(Stated goal) Gather all lines from the material that contain the word "architecture".

(Input records)
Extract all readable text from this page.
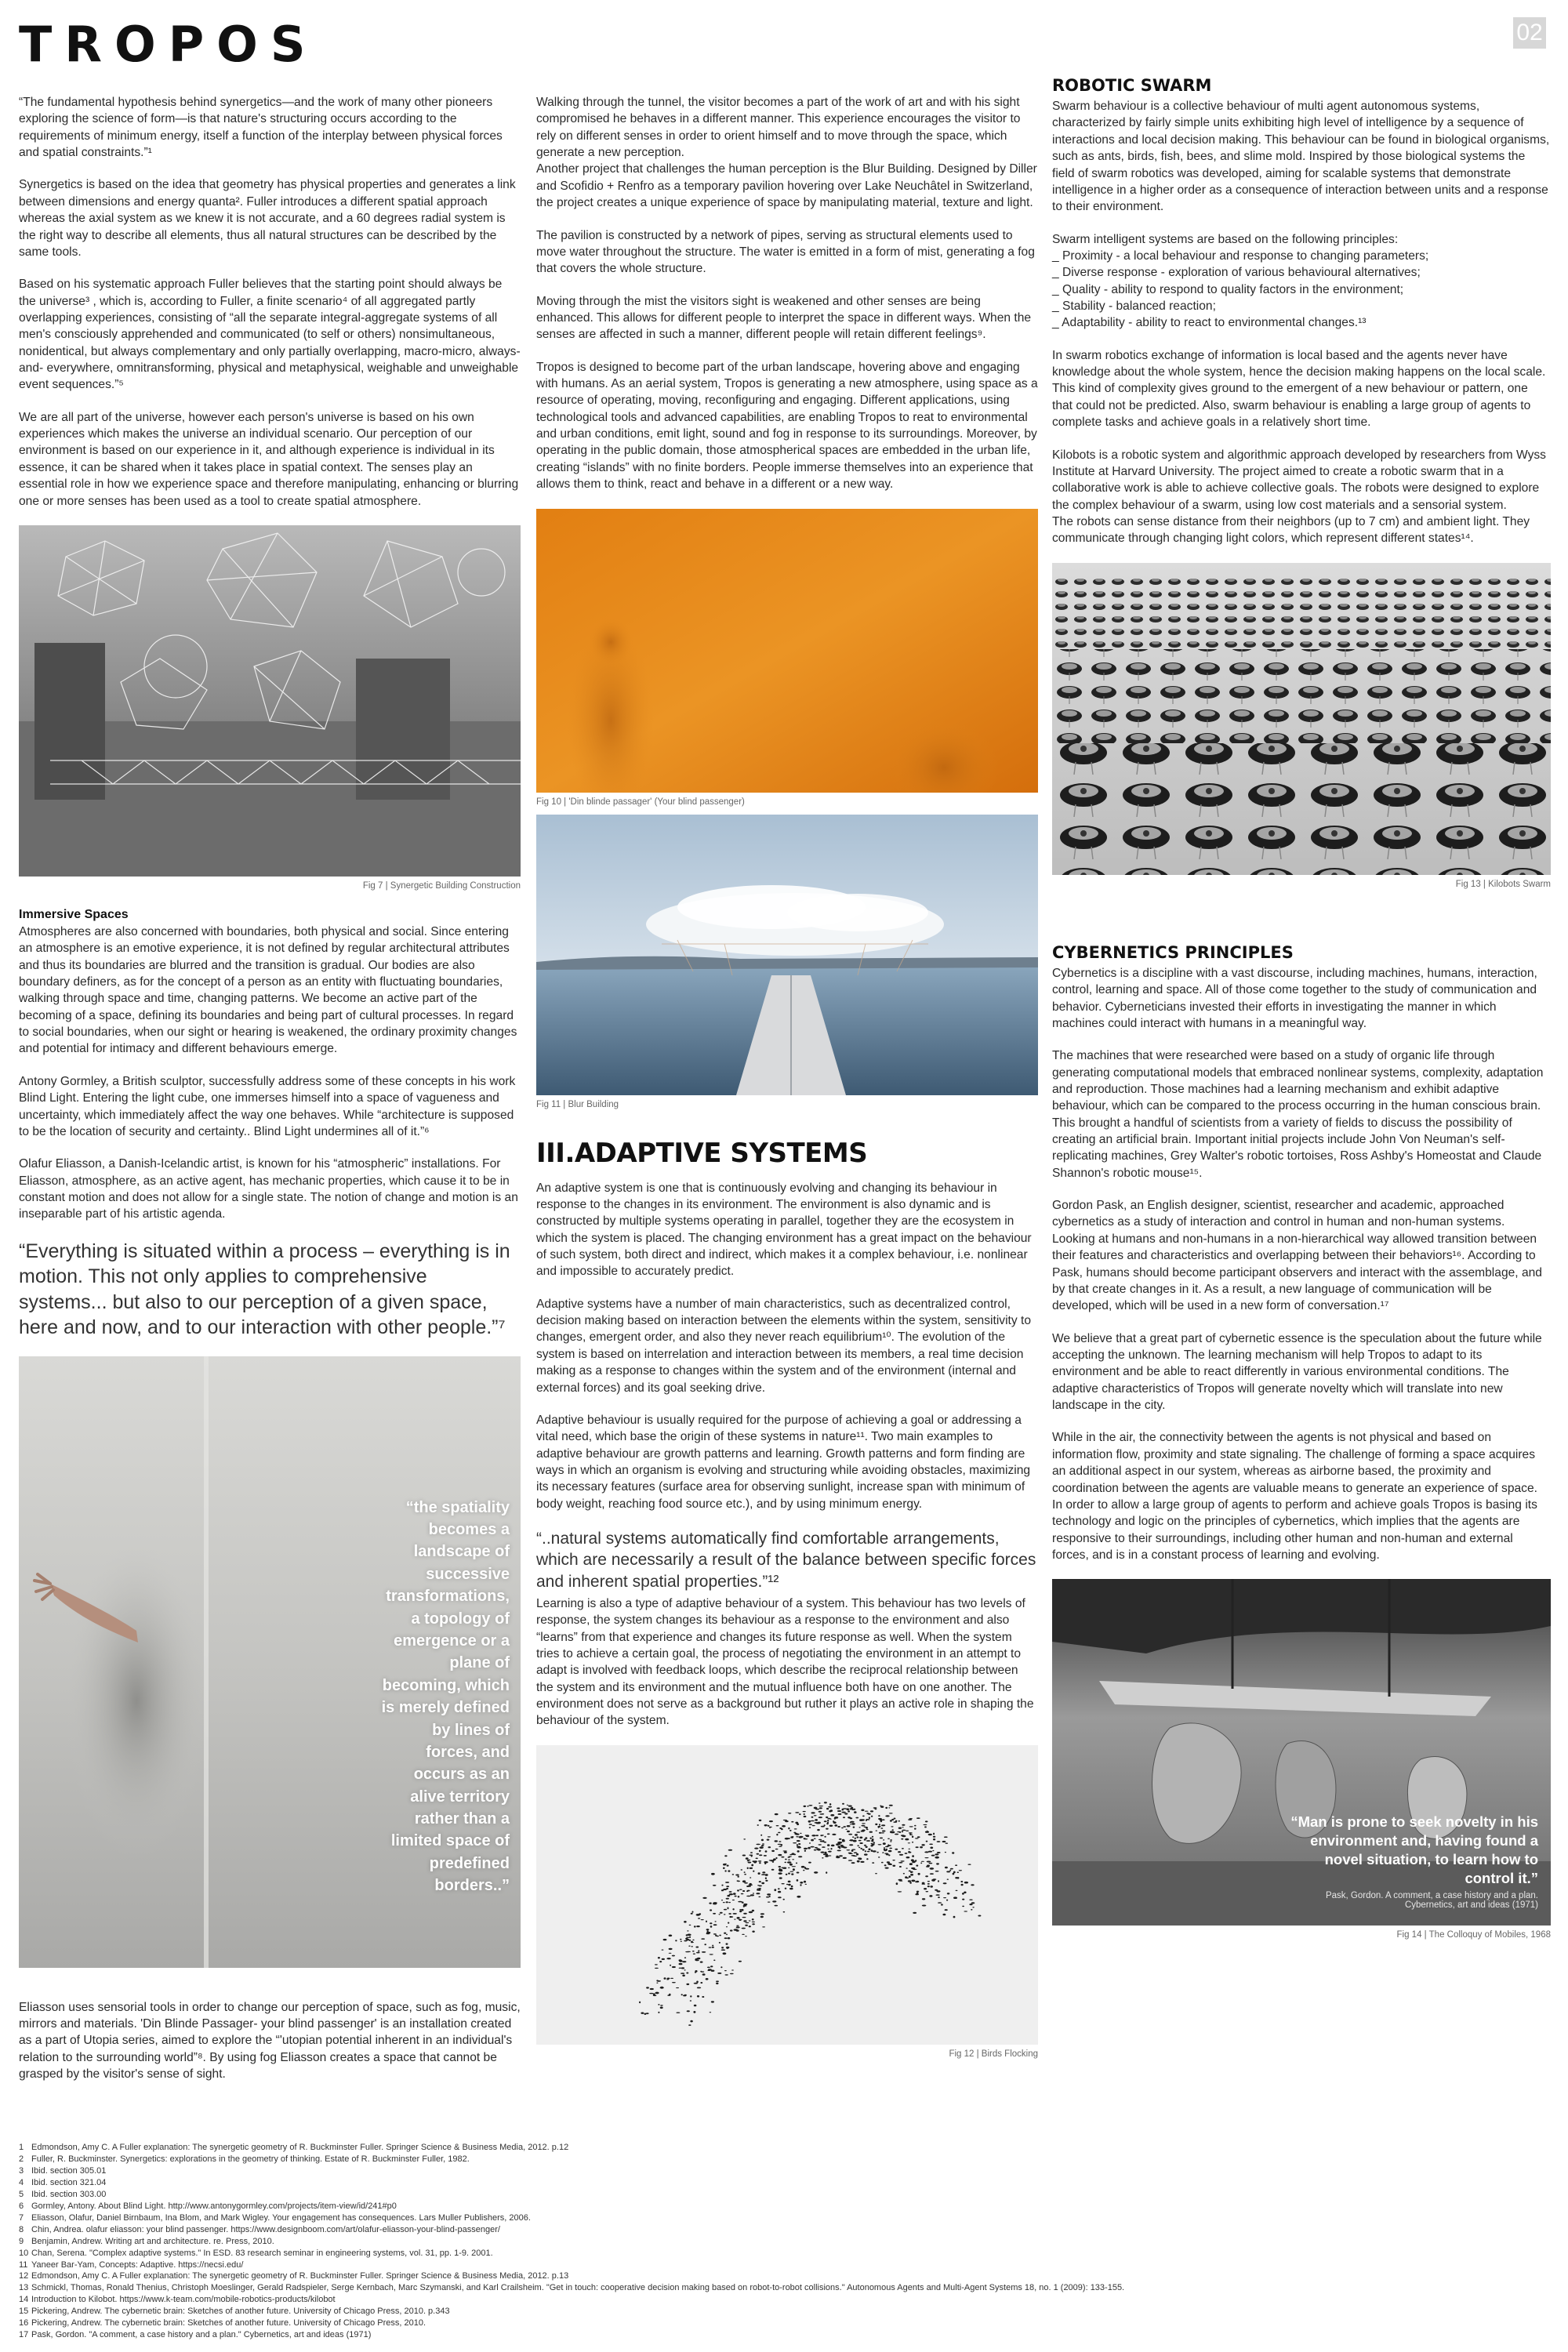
TROPOS	02

“The fundamental hypothesis behind synergetics—and the work of many other pioneers exploring the science of form—is that nature's structuring occurs according to the requirements of minimum energy, itself a function of the interplay between physical forces and spatial constraints.”¹

Synergetics is based on the idea that geometry has physical properties and generates a link between dimensions and energy quanta². Fuller introduces a different spatial approach whereas the axial system as we knew it is not accurate, and a 60 degrees radial system is the right way to describe all elements, thus all natural structures can be described by the same tools.

Based on his systematic approach Fuller believes that the starting point should always be the universe³ , which is, according to Fuller, a finite scenario⁴ of all aggregated partly overlapping experiences, consisting of “all the separate integral-aggregate systems of all men's consciously apprehended and communicated (to self or others) nonsimultaneous, nonidentical, but always complementary and only partially overlapping, macro-micro, always-and- everywhere, omnitransforming, physical and metaphysical, weighable and unweighable event sequences.”⁵

We are all part of the universe, however each person's universe is based on his own experiences which makes the universe an individual scenario. Our perception of our environment is based on our experience in it, and although experience is individual in its essence, it can be shared when it takes place in spatial context. The senses play an essential role in how we experience space and therefore manipulating, enhancing or blurring one or more senses has been used as a tool to create spatial atmosphere.

Fig 7 | Synergetic Building Construction
Immersive Spaces

Atmospheres are also concerned with boundaries, both physical and social. Since entering an atmosphere is an emotive experience, it is not defined by regular architectural attributes and thus its boundaries are blurred and the transition is gradual. Our bodies are also boundary definers, as for the concept of a person as an entity with fluctuating boundaries, walking through space and time, changing patterns. We become an active part of the becoming of a space, defining its boundaries and being part of cultural processes. In regard to social boundaries, when our sight or hearing is weakened, the ordinary proximity changes and potential for intimacy and different behaviours emerge.

Antony Gormley, a British sculptor, successfully address some of these concepts in his work Blind Light. Entering the light cube, one immerses himself into a space of vagueness and uncertainty, which immediately affect the way one behaves. While “architecture is supposed to be the location of security and certainty.. Blind Light undermines all of it.”⁶

Olafur Eliasson, a Danish-Icelandic artist, is known for his “atmospheric” installations. For Eliasson, atmosphere, as an active agent, has mechanic properties, which cause it to be in constant motion and does not allow for a single state. The notion of change and motion is an inseparable part of his artistic agenda.

“Everything is situated within a process – everything is in motion. This not only applies to comprehensive systems... but also to our perception of a given space, here and now, and to our interaction with other people.”⁷
“the spatiality becomes a landscape of successive transformations, a topology of emergence or a plane of becoming, which is merely defined by lines of forces, and occurs as an alive territory rather than a limited space of predefined borders..”

Eliasson uses sensorial tools in order to change our perception of space, such as fog, music, mirrors and materials. 'Din Blinde Passager- your blind passenger' is an installation created as a part of Utopia series, aimed to explore the “'utopian potential inherent in an individual's relation to the surrounding world”⁸. By using fog Eliasson creates a space that cannot be grasped by the visitor's sense of sight.

Walking through the tunnel, the visitor becomes a part of the work of art and with his sight compromised he behaves in a different manner. This experience encourages the visitor to rely on different senses in order to orient himself and to move through the space, which generate a new perception.

Another project that challenges the human perception is the Blur Building. Designed by Diller and Scofidio + Renfro as a temporary pavilion hovering over Lake Neuchâtel in Switzerland, the project creates a unique experience of space by manipulating material, texture and light.

The pavilion is constructed by a network of pipes, serving as structural elements used to move water throughout the structure. The water is emitted in a form of mist, generating a fog that covers the whole structure.

Moving through the mist the visitors sight is weakened and other senses are being enhanced. This allows for different people to interpret the space in different ways. When the senses are affected in such a manner, different people will retain different feelings⁹.

Tropos is designed to become part of the urban landscape, hovering above and engaging with humans. As an aerial system, Tropos is generating a new atmosphere, using space as a resource of operating, moving, reconfiguring and engaging. Different applications, using technological tools and advanced capabilities, are enabling Tropos to reat to environmental and urban conditions, emit light, sound and fog in response to its surroundings. Moreover, by operating in the public domain, those atmospherical spaces are embedded in the urban life, creating “islands” with no finite borders. People immerse themselves into an experience that allows them to think, react and behave in a different or a new way.

Fig 10 | 'Din blinde passager' (Your blind passenger)
Fig 11 | Blur Building
III.ADAPTIVE SYSTEMS

An adaptive system is one that is continuously evolving and changing its behaviour in response to the changes in its environment. The environment is also dynamic and is constructed by multiple systems operating in parallel, together they are the ecosystem in which the system is placed. The changing environment has a great impact on the behaviour of such system, both direct and indirect, which makes it a complex behaviour, i.e. nonlinear and impossible to accurately predict.

Adaptive systems have a number of main characteristics, such as decentralized control, decision making based on interaction between the elements within the system, sensitivity to changes, emergent order, and also they never reach equilibrium¹⁰. The evolution of the system is based on interrelation and interaction between its members, a real time decision making as a response to changes within the system and of the environment (internal and external forces) and its goal seeking drive.

Adaptive behaviour is usually required for the purpose of achieving a goal or addressing a vital need, which base the origin of these systems in nature¹¹. Two main examples to adaptive behaviour are growth patterns and learning. Growth patterns and form finding are ways in which an organism is evolving and structuring while avoiding obstacles, maximizing its necessary features (surface area for observing sunlight, increase span with minimum of body weight, reaching food source etc.), and by using minimum energy.

“..natural systems automatically find comfortable arrangements, which are necessarily a result of the balance between specific forces and inherent spatial properties.”¹²

Learning is also a type of adaptive behaviour of a system. This behaviour has two levels of response, the system changes its behaviour as a response to the environment and also “learns” from that experience and changes its future response as well. When the system tries to achieve a certain goal, the process of negotiating the environment in an attempt to adapt is involved with feedback loops, which describe the reciprocal relationship between the system and its environment and the mutual influence both have on one another. The environment does not serve as a background but ruther it plays an active role in shaping the behaviour of the system.

Fig 12 | Birds Flocking
ROBOTIC SWARM

Swarm behaviour is a collective behaviour of multi agent autonomous systems, characterized by fairly simple units exhibiting high level of intelligence by a sequence of interactions and local decision making. This behaviour can be found in biological organisms, such as ants, birds, fish, bees, and slime mold. Inspired by those biological systems the field of swarm robotics was developed, aiming for scalable systems that demonstrate intelligence in a higher order as a consequence of interaction between units and a response to their environment.

Swarm intelligent systems are based on the following principles:

_ Proximity - a local behaviour and response to changing parameters;
_ Diverse response - exploration of various behavioural alternatives;
_ Quality - ability to respond to quality factors in the environment;
_ Stability - balanced reaction;
_ Adaptability - ability to react to environmental changes.¹³

In swarm robotics exchange of information is local based and the agents never have knowledge about the whole system, hence the decision making happens on the local scale. This kind of complexity gives ground to the emergent of a new behaviour or pattern, one that could not be predicted. Also, swarm behaviour is enabling a large group of agents to complete tasks and achieve goals in a relatively short time.

Kilobots is a robotic system and algorithmic approach developed by researchers from Wyss Institute at Harvard University. The project aimed to create a robotic swarm that in a collaborative work is able to achieve collective goals. The robots were designed to explore the complex behaviour of a swarm, using low cost materials and a sensorial system.

The robots can sense distance from their neighbors (up to 7 cm) and ambient light. They communicate through changing light colors, which represent different states¹⁴.

Fig 13 | Kilobots Swarm
CYBERNETICS PRINCIPLES

Cybernetics is a discipline with a vast discourse, including machines, humans, interaction, control, learning and space. All of those come together to the study of communication and behavior. Cyberneticians invested their efforts in investigating the manner in which machines could interact with humans in a meaningful way.

The machines that were researched were based on a study of organic life through generating computational models that embraced nonlinear systems, complexity, adaptation and reproduction. Those machines had a learning mechanism and exhibit adaptive behaviour, which can be compared to the process occurring in the human conscious brain. This brought a handful of scientists from a variety of fields to discuss the possibility of creating an artificial brain. Important initial projects include John Von Neuman's self-replicating machines, Grey Walter's robotic tortoises, Ross Ashby's Homeostat and Claude Shannon's robotic mouse¹⁵.

Gordon Pask, an English designer, scientist, researcher and academic, approached cybernetics as a study of interaction and control in human and non-human systems. Looking at humans and non-humans in a non-hierarchical way allowed transition between their features and characteristics and overlapping between their behaviors¹⁶. According to Pask, humans should become participant observers and interact with the assemblage, and by that create changes in it. As a result, a new language of communication will be developed, which will be used in a new form of conversation.¹⁷

We believe that a great part of cybernetic essence is the speculation about the future while accepting the unknown. The learning mechanism will help Tropos to adapt to its environment and be able to react differently in various environmental conditions. The adaptive characteristics of Tropos will generate novelty which will translate into new landscape in the city.

While in the air, the connectivity between the agents is not physical and based on information flow, proximity and state signaling. The challenge of forming a space acquires an additional aspect in our system, whereas as airborne based, the proximity and coordination between the agents are valuable means to generate an experience of space. In order to allow a large group of agents to perform and achieve goals Tropos is basing its technology and logic on the principles of cybernetics, which implies that the agents are responsive to their surroundings, including other human and non-human and external forces, and is in a constant process of learning and evolving.

“Man is prone to seek novelty in his environment and, having found a novel situation, to learn how to control it.”
Pask, Gordon. A comment, a case history and a plan. Cybernetics, art and ideas (1971)
Fig 14 | The Colloquy of Mobiles, 1968
1 Edmondson, Amy C. A Fuller explanation: The synergetic geometry of R. Buckminster Fuller. Springer Science & Business Media, 2012. p.12
2 Fuller, R. Buckminster. Synergetics: explorations in the geometry of thinking. Estate of R. Buckminster Fuller, 1982.
3 Ibid. section 305.01
4 Ibid. section 321.04
5 Ibid. section 303.00
6 Gormley, Antony. About Blind Light. http://www.antonygormley.com/projects/item-view/id/241#p0
7 Eliasson, Olafur, Daniel Birnbaum, Ina Blom, and Mark Wigley. Your engagement has consequences. Lars Muller Publishers, 2006.
8 Chin, Andrea. olafur eliasson: your blind passenger. https://www.designboom.com/art/olafur-eliasson-your-blind-passenger/
9 Benjamin, Andrew. Writing art and architecture. re. Press, 2010.
10 Chan, Serena. "Complex adaptive systems." In ESD. 83 research seminar in engineering systems, vol. 31, pp. 1-9. 2001.
11 Yaneer Bar-Yam, Concepts: Adaptive. https://necsi.edu/
12 Edmondson, Amy C. A Fuller explanation: The synergetic geometry of R. Buckminster Fuller. Springer Science & Business Media, 2012. p.13
13 Schmickl, Thomas, Ronald Thenius, Christoph Moeslinger, Gerald Radspieler, Serge Kernbach, Marc Szymanski, and Karl Crailsheim. "Get in touch: cooperative decision making based on robot-to-robot collisions." Autonomous Agents and Multi-Agent Systems 18, no. 1 (2009): 133-155.
14 Introduction to Kilobot. https://www.k-team.com/mobile-robotics-products/kilobot
15 Pickering, Andrew. The cybernetic brain: Sketches of another future. University of Chicago Press, 2010. p.343
16 Pickering, Andrew. The cybernetic brain: Sketches of another future. University of Chicago Press, 2010.
17 Pask, Gordon. "A comment, a case history and a plan." Cybernetics, art and ideas (1971)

(Exercise solution)
Antony Gormley, a British sculptor, successfully address some of these concepts in his work Blind Light. Entering the light cube, one immerses himself into a space of vagueness and uncertainty, which immediately affect the way one behaves. While “architecture is supposed to be the location of security and certainty.. Blind Light undermines all of it.”⁶
9 Benjamin, Andrew. Writing art and architecture. re. Press, 2010.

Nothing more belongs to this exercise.